Supplied text:
48:12 It's just a bookmark that I've got.

48:14 It's actually super useful.

48:17 Super cool.

48:18 Now, how do you get a map of where your dog is from Twitter?

48:21 So that one, I mentioned I use Foursquare Swarm and I check in places.

48:24 Every time the dog's with me, I use the wolf emoji in the check-in message, which looks a little bit like her.

48:30 And it turns out SQL does emoji these days.

48:33 So you can run a SQL query where you look for things like percentage wolf emoji percentage.

48:38 Right.

48:38 It's just a character that's unique.

48:40 Exactly.

48:40 So then you get back the check-ins where my dog was there.

48:44 And then because I've got a latitude and longitude in that query, I get them on a map.

48:48 So I've got a map of places my dog likes to go based on the wolf emoji in my swarm check-ins.

48:54 And again, it's just a bookmark.

48:55 It's these custom applications that's a bookmark.

48:58 I think those two examples really bring home the unexpected power of what you kind of unleash when you get this stuff.

49:04 Completely.

49:04 There's a project I should mention that relates to this.

49:07 So I've been writing a lot of these tools that create SQLite databases.

49:10 All of these dog sheep tools pull something from somewhere and turn it into SQLite.

49:14 And the way I do that is using a Python library that I've been building called SQLite hyphen utils.

49:20 SQLite utils is a bunch of utility functions to make it really productive to create new SQLite databases.

49:26 So the core idea is, say you've got array of JSON objects.

49:30 You can say dot insert bracket array of JSON objects.

49:33 And it will create a SQLite table with the schema that's needed to match those JSON objects.

49:38 Wow.

49:39 So it just looks and says, these are the top level keys.

49:41 So we're going to make those columns, something like that.

49:43 These ones are integers.

49:44 These ones float.

49:44 This is a text.

49:45 And it creates the table automatically.

49:48 Which means if you're working with an API that's well designed, like the GitHub API returns lists of JSON objects.

Dataset:
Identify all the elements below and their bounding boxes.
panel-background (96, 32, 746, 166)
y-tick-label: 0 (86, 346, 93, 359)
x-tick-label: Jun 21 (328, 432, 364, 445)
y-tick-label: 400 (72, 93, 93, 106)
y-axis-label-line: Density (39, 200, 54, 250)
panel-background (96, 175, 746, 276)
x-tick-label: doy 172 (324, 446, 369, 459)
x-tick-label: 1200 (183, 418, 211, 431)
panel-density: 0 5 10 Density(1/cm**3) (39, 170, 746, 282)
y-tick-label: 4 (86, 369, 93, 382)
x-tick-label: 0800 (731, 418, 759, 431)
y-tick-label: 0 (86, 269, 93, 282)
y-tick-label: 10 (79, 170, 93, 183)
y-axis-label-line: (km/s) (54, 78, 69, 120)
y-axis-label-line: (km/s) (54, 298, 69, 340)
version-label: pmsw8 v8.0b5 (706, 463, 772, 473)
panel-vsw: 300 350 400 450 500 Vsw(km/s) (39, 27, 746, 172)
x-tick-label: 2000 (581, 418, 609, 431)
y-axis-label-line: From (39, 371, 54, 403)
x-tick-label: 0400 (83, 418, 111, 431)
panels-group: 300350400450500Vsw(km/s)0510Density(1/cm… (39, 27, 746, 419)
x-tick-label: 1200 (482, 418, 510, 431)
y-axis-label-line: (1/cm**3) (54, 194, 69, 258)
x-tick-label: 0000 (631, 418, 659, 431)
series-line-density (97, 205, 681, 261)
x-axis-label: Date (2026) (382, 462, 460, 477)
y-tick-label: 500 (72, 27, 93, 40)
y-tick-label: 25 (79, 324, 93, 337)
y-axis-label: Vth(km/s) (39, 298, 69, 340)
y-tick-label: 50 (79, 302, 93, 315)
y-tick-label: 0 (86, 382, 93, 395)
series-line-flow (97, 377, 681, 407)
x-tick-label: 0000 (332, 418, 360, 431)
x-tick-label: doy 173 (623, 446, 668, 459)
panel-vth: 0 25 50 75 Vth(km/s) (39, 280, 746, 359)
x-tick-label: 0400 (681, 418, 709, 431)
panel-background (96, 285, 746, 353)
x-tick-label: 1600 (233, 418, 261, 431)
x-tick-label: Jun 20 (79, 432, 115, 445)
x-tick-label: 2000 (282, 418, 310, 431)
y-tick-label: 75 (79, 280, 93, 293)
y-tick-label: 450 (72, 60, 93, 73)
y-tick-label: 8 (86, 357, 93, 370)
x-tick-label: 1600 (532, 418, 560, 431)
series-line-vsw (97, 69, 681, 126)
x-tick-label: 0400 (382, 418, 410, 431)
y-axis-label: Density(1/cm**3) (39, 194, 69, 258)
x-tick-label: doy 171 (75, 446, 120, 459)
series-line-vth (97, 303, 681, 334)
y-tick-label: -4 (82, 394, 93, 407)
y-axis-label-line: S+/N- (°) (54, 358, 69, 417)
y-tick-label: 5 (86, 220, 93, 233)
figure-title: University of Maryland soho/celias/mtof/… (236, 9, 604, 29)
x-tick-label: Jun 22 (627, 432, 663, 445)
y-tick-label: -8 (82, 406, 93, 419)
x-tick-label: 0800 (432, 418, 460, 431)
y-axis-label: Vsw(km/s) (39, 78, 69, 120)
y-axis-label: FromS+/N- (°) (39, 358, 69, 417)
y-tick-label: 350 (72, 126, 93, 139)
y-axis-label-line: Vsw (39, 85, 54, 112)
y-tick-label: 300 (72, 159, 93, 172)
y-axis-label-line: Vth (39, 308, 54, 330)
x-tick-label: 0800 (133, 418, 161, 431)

What to produce: Copy the whole transcript excerpt word for word. Rely only on the transcript excerpt, not on the listing.

Solution below:
48:12 It's just a bookmark that I've got.

48:14 It's actually super useful.

48:17 Super cool.

48:18 Now, how do you get a map of where your dog is from Twitter?

48:21 So that one, I mentioned I use Foursquare Swarm and I check in places.

48:24 Every time the dog's with me, I use the wolf emoji in the check-in message, which looks a little bit like her.

48:30 And it turns out SQL does emoji these days.

48:33 So you can run a SQL query where you look for things like percentage wolf emoji percentage.

48:38 Right.

48:38 It's just a character that's unique.

48:40 Exactly.

48:40 So then you get back the check-ins where my dog was there.

48:44 And then because I've got a latitude and longitude in that query, I get them on a map.

48:48 So I've got a map of places my dog likes to go based on the wolf emoji in my swarm check-ins.

48:54 And again, it's just a bookmark.

48:55 It's these custom applications that's a bookmark.

48:58 I think those two examples really bring home the unexpected power of what you kind of unleash when you get this stuff.

49:04 Completely.

49:04 There's a project I should mention that relates to this.

49:07 So I've been writing a lot of these tools that create SQLite databases.

49:10 All of these dog sheep tools pull something from somewhere and turn it into SQLite.

49:14 And the way I do that is using a Python library that I've been building called SQLite hyphen utils.

49:20 SQLite utils is a bunch of utility functions to make it really productive to create new SQLite databases.

49:26 So the core idea is, say you've got array of JSON objects.

49:30 You can say dot insert bracket array of JSON objects.

49:33 And it will create a SQLite table with the schema that's needed to match those JSON objects.

49:38 Wow.

49:39 So it just looks and says, these are the top level keys.

49:41 So we're going to make those columns, something like that.

49:43 These ones are integers.

49:44 These ones float.

49:44 This is a text.

49:45 And it creates the table automatically.

49:48 Which means if you're working with an API that's well designed, like the GitHub API returns lists of JSON objects.